— Start of Records to use —
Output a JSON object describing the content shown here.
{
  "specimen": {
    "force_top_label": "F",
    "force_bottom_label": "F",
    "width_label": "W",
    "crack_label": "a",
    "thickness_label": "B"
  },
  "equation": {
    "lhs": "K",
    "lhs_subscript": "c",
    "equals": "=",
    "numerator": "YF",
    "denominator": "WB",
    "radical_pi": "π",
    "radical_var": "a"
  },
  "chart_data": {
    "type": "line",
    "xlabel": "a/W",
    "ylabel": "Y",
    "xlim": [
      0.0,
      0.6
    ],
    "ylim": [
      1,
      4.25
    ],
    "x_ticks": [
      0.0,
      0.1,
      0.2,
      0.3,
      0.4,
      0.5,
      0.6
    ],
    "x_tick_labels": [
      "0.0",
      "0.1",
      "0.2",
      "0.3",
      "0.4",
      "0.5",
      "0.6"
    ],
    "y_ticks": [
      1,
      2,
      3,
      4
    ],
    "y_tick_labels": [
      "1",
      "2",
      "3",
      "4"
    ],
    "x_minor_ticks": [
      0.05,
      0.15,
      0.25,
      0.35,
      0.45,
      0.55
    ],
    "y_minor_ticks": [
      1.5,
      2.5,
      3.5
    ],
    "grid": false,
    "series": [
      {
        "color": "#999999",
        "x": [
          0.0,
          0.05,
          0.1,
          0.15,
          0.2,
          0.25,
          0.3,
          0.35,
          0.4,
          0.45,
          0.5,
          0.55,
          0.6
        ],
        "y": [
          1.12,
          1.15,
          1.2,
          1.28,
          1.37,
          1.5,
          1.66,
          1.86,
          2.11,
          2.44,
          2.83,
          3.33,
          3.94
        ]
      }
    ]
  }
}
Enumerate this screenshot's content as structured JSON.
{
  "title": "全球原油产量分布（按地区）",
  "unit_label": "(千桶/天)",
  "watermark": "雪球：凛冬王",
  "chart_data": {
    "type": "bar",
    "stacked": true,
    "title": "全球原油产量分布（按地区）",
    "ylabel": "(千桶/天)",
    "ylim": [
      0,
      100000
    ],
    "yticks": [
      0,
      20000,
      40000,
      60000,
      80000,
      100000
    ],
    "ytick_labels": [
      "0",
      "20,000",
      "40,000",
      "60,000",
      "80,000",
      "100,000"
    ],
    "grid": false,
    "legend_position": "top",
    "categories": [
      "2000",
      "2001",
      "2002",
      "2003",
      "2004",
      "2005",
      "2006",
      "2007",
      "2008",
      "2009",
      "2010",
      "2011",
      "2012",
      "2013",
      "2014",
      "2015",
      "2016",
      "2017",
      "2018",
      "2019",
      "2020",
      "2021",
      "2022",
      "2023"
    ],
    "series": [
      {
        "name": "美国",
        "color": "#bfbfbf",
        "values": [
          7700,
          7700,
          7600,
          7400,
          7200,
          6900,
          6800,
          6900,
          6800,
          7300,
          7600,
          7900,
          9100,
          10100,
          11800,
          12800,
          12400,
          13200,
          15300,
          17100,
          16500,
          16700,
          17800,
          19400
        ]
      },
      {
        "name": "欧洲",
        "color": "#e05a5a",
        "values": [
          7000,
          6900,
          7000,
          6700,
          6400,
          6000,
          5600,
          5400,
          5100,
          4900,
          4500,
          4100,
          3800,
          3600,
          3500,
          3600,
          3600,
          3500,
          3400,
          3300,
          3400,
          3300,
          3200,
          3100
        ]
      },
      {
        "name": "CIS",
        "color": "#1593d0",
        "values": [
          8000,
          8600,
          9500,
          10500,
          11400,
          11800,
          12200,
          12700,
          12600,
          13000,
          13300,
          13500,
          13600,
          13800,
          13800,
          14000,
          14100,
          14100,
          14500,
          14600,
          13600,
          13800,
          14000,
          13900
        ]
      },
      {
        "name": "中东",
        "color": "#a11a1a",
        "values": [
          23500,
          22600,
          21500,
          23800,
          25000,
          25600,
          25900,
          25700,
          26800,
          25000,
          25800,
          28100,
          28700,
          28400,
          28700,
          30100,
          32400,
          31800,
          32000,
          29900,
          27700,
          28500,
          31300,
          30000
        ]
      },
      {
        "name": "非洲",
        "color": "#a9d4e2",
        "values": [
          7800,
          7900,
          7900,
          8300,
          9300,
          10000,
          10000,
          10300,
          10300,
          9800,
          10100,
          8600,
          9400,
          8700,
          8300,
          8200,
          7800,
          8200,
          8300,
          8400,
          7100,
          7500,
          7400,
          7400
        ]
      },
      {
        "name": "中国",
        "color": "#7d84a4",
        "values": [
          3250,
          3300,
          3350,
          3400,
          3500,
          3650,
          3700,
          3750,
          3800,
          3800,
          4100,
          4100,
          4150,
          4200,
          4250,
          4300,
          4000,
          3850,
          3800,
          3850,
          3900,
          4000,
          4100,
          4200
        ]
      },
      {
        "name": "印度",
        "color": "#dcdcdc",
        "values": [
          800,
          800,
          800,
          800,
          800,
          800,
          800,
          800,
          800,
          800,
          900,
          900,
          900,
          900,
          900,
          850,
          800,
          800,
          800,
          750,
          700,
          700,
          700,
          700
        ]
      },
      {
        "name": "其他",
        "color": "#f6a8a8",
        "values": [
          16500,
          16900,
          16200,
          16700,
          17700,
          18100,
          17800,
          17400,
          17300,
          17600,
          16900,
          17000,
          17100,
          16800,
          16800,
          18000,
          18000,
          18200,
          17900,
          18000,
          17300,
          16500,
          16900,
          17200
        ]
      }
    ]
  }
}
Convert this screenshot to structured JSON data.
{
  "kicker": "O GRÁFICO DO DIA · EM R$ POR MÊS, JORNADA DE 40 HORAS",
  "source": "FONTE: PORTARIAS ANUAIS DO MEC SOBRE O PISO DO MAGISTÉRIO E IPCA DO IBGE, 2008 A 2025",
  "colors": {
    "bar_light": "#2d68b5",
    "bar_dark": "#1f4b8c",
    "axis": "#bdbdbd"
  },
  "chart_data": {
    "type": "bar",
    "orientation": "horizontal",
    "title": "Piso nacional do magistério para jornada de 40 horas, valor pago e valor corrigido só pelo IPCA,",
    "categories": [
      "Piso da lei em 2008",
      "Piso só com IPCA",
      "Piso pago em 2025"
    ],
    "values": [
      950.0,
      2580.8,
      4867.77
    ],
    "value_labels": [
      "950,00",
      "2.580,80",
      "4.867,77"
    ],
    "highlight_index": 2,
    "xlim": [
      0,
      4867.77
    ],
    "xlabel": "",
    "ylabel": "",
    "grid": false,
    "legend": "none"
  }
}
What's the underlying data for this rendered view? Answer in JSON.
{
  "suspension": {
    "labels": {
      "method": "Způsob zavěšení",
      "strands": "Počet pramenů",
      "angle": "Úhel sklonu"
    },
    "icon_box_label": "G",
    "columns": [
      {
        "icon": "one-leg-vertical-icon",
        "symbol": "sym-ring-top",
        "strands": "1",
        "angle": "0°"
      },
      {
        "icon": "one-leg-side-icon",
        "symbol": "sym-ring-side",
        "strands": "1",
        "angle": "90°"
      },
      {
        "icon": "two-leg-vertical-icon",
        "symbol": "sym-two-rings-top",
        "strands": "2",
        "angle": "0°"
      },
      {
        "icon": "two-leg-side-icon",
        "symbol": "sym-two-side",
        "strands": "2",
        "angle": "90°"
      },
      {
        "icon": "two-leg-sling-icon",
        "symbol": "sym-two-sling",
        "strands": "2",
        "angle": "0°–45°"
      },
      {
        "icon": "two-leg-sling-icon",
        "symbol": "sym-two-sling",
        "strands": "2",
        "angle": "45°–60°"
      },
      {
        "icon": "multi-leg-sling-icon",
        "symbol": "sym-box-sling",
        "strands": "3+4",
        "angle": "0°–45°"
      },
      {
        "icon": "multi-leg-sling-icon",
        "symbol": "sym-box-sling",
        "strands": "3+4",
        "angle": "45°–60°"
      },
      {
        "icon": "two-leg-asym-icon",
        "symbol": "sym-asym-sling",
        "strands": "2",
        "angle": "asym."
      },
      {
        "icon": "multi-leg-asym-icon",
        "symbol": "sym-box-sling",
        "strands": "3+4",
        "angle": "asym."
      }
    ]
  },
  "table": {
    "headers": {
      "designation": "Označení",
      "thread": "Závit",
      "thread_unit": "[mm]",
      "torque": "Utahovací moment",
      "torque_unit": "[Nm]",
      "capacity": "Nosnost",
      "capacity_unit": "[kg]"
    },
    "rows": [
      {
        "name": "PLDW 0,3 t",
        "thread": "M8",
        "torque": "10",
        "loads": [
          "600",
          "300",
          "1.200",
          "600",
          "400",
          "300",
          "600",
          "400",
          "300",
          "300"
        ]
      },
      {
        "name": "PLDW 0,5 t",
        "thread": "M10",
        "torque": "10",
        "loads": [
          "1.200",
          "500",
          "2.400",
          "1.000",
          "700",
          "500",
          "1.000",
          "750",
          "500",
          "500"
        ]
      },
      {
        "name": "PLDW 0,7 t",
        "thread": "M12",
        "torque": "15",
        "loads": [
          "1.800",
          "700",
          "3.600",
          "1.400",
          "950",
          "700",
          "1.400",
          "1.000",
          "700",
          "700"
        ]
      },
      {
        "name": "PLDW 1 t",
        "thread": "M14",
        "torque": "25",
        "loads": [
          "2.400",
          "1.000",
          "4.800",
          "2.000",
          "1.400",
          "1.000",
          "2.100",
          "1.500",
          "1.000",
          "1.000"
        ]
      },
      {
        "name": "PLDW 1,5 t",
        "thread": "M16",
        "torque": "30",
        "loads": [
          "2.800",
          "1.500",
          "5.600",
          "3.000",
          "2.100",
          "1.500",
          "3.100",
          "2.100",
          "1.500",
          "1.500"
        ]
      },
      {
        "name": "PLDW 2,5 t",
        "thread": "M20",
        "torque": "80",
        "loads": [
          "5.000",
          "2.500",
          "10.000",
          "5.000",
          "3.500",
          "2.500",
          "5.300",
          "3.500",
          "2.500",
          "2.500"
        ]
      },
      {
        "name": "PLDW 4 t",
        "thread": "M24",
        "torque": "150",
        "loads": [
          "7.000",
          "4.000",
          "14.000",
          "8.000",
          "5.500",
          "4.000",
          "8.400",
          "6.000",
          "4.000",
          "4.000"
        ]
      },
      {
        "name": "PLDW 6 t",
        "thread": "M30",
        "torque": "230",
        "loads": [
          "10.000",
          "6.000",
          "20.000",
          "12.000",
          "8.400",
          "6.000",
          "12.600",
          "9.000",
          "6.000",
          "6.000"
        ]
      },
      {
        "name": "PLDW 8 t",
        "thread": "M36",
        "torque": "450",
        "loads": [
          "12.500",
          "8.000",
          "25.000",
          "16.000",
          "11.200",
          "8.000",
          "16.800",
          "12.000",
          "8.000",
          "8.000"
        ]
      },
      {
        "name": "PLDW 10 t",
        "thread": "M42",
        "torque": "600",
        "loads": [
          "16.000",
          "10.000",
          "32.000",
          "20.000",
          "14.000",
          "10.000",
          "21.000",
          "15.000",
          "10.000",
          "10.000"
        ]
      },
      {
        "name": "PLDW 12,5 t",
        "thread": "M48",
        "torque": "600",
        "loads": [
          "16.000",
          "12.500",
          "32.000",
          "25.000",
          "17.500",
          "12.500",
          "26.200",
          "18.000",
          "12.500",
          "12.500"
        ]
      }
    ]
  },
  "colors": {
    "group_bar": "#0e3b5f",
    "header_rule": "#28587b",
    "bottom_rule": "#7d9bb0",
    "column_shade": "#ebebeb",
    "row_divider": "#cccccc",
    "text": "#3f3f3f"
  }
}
— End of Records to use —
What the task requires:
Copy each line above that contains the string "pago".

Solution for this task:
    "title": "Piso nacional do magistério para jornada de 40 horas, valor pago e valor corrigido só pelo IPCA,",
      "Piso pago em 2025"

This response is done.